*SET PROBLEM*
Locate every line that holds the string "value" and copy it.
-- BEGIN MATERIAL FOR THIS EXERCISE --
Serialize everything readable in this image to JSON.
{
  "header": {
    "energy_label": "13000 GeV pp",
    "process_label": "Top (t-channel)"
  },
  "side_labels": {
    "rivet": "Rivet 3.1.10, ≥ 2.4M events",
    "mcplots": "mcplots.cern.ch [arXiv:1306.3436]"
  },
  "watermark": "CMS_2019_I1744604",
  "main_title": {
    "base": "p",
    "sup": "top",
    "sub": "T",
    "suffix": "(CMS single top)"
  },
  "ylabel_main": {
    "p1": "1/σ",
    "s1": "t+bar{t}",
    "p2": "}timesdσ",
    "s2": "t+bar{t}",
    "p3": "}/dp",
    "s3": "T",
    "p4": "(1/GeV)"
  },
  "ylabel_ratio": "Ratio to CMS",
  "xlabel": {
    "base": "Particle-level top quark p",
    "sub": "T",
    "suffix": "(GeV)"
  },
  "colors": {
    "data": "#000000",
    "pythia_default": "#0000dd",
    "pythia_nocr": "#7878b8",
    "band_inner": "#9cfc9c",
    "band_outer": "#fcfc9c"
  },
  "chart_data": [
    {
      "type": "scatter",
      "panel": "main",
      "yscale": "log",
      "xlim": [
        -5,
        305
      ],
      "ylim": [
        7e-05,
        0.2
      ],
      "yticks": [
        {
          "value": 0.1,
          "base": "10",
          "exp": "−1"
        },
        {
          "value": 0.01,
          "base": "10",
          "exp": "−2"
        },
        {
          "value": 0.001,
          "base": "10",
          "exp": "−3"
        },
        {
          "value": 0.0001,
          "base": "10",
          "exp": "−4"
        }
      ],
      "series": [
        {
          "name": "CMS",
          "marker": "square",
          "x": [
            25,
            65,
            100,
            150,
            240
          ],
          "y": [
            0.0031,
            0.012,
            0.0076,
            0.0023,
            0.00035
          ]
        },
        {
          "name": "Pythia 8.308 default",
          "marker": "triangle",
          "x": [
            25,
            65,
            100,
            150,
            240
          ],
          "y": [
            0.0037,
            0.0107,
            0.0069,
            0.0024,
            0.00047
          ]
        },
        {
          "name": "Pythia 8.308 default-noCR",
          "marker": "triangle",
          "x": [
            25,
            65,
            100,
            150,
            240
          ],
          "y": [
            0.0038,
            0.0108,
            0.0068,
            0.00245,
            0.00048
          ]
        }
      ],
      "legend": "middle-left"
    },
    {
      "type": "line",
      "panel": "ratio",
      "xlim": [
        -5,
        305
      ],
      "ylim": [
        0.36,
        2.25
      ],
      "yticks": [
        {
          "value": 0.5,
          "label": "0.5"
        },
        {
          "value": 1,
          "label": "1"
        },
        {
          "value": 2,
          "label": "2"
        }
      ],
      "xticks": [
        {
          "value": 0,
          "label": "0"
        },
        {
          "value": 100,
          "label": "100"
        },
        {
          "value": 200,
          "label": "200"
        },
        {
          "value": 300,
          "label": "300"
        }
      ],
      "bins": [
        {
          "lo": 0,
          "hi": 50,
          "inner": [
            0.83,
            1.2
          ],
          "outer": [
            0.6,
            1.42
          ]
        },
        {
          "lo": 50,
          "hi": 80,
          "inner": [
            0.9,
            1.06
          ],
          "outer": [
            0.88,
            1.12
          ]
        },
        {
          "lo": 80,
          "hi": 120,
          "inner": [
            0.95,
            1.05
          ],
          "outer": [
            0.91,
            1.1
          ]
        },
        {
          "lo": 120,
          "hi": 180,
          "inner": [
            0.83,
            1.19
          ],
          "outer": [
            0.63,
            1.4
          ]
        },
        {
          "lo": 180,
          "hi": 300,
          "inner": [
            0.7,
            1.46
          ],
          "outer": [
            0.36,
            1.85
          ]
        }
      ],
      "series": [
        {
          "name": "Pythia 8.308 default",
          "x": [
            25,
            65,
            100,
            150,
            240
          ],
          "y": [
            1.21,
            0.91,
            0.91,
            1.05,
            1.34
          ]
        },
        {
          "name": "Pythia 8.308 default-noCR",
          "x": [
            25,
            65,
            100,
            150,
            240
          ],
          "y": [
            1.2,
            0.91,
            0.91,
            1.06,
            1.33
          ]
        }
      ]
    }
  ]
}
-- END MATERIAL FOR THIS EXERCISE --
*ANSWER TO THE TASK*
          "value": 0.1,
          "value": 0.01,
          "value": 0.001,
          "value": 0.0001,
          "value": 0.5,
          "value": 1,
          "value": 2,
          "value": 0,
          "value": 100,
          "value": 200,
          "value": 300,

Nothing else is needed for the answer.